REQUIRED TASK: Under this task are some entries; return every one of them exactly.
+++++
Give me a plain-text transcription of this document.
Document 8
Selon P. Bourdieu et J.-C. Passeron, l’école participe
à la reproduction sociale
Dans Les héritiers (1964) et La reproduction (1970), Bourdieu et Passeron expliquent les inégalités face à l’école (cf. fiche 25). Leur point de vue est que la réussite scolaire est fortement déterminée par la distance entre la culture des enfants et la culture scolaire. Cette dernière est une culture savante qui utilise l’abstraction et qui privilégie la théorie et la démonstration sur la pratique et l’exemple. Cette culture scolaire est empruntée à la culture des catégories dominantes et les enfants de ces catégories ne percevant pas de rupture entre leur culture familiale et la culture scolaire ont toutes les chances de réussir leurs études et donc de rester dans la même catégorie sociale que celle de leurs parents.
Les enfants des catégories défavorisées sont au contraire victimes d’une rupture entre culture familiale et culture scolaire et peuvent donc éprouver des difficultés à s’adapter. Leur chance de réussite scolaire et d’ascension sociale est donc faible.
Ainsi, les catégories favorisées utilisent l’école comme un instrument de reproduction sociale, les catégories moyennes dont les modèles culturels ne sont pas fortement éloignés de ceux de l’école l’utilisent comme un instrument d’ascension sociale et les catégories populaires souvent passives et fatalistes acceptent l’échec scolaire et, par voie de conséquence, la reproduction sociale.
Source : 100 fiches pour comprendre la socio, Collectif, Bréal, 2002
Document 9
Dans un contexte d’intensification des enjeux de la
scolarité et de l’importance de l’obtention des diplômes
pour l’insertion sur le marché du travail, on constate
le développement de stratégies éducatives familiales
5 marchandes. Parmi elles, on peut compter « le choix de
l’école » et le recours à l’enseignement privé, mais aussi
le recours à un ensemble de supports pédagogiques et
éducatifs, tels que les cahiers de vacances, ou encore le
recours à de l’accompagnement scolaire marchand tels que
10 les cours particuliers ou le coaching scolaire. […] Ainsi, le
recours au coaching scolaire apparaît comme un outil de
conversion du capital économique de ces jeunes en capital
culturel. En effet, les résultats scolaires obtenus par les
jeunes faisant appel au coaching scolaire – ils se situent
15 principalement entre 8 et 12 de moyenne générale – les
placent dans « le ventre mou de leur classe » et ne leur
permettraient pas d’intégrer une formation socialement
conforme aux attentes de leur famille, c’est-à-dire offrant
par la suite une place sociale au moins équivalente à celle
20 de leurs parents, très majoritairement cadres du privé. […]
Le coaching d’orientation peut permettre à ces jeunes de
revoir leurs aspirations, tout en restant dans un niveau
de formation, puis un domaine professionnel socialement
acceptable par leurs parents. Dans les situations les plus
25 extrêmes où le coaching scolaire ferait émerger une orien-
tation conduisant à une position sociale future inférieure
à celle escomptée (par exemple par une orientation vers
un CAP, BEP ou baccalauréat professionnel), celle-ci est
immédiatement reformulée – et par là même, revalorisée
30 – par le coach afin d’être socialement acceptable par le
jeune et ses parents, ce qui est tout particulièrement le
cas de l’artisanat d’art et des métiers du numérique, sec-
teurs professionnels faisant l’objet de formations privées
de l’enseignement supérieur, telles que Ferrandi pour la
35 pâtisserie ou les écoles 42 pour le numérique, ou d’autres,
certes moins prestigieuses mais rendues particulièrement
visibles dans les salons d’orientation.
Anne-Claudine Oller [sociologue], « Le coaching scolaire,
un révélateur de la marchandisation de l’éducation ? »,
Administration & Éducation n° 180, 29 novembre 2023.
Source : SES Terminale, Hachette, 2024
+++++
REPLY TO THE TASK:
Give me a plain-text transcription of this document.
Document 8
Selon P. Bourdieu et J.-C. Passeron, l’école participe
à la reproduction sociale
Dans Les héritiers (1964) et La reproduction (1970), Bourdieu et Passeron expliquent les inégalités face à l’école (cf. fiche 25). Leur point de vue est que la réussite scolaire est fortement déterminée par la distance entre la culture des enfants et la culture scolaire. Cette dernière est une culture savante qui utilise l’abstraction et qui privilégie la théorie et la démonstration sur la pratique et l’exemple. Cette culture scolaire est empruntée à la culture des catégories dominantes et les enfants de ces catégories ne percevant pas de rupture entre leur culture familiale et la culture scolaire ont toutes les chances de réussir leurs études et donc de rester dans la même catégorie sociale que celle de leurs parents.
Les enfants des catégories défavorisées sont au contraire victimes d’une rupture entre culture familiale et culture scolaire et peuvent donc éprouver des difficultés à s’adapter. Leur chance de réussite scolaire et d’ascension sociale est donc faible.
Ainsi, les catégories favorisées utilisent l’école comme un instrument de reproduction sociale, les catégories moyennes dont les modèles culturels ne sont pas fortement éloignés de ceux de l’école l’utilisent comme un instrument d’ascension sociale et les catégories populaires souvent passives et fatalistes acceptent l’échec scolaire et, par voie de conséquence, la reproduction sociale.
Source : 100 fiches pour comprendre la socio, Collectif, Bréal, 2002
Document 9
Dans un contexte d’intensification des enjeux de la
scolarité et de l’importance de l’obtention des diplômes
pour l’insertion sur le marché du travail, on constate
le développement de stratégies éducatives familiales
5 marchandes. Parmi elles, on peut compter « le choix de
l’école » et le recours à l’enseignement privé, mais aussi
le recours à un ensemble de supports pédagogiques et
éducatifs, tels que les cahiers de vacances, ou encore le
recours à de l’accompagnement scolaire marchand tels que
10 les cours particuliers ou le coaching scolaire. […] Ainsi, le
recours au coaching scolaire apparaît comme un outil de
conversion du capital économique de ces jeunes en capital
culturel. En effet, les résultats scolaires obtenus par les
jeunes faisant appel au coaching scolaire – ils se situent
15 principalement entre 8 et 12 de moyenne générale – les
placent dans « le ventre mou de leur classe » et ne leur
permettraient pas d’intégrer une formation socialement
conforme aux attentes de leur famille, c’est-à-dire offrant
par la suite une place sociale au moins équivalente à celle
20 de leurs parents, très majoritairement cadres du privé. […]
Le coaching d’orientation peut permettre à ces jeunes de
revoir leurs aspirations, tout en restant dans un niveau
de formation, puis un domaine professionnel socialement
acceptable par leurs parents. Dans les situations les plus
25 extrêmes où le coaching scolaire ferait émerger une orien-
tation conduisant à une position sociale future inférieure
à celle escomptée (par exemple par une orientation vers
un CAP, BEP ou baccalauréat professionnel), celle-ci est
immédiatement reformulée – et par là même, revalorisée
30 – par le coach afin d’être socialement acceptable par le
jeune et ses parents, ce qui est tout particulièrement le
cas de l’artisanat d’art et des métiers du numérique, sec-
teurs professionnels faisant l’objet de formations privées
de l’enseignement supérieur, telles que Ferrandi pour la
35 pâtisserie ou les écoles 42 pour le numérique, ou d’autres,
certes moins prestigieuses mais rendues particulièrement
visibles dans les salons d’orientation.
Anne-Claudine Oller [sociologue], « Le coaching scolaire,
un révélateur de la marchandisation de l’éducation ? »,
Administration & Éducation n° 180, 29 novembre 2023.
Source : SES Terminale, Hachette, 2024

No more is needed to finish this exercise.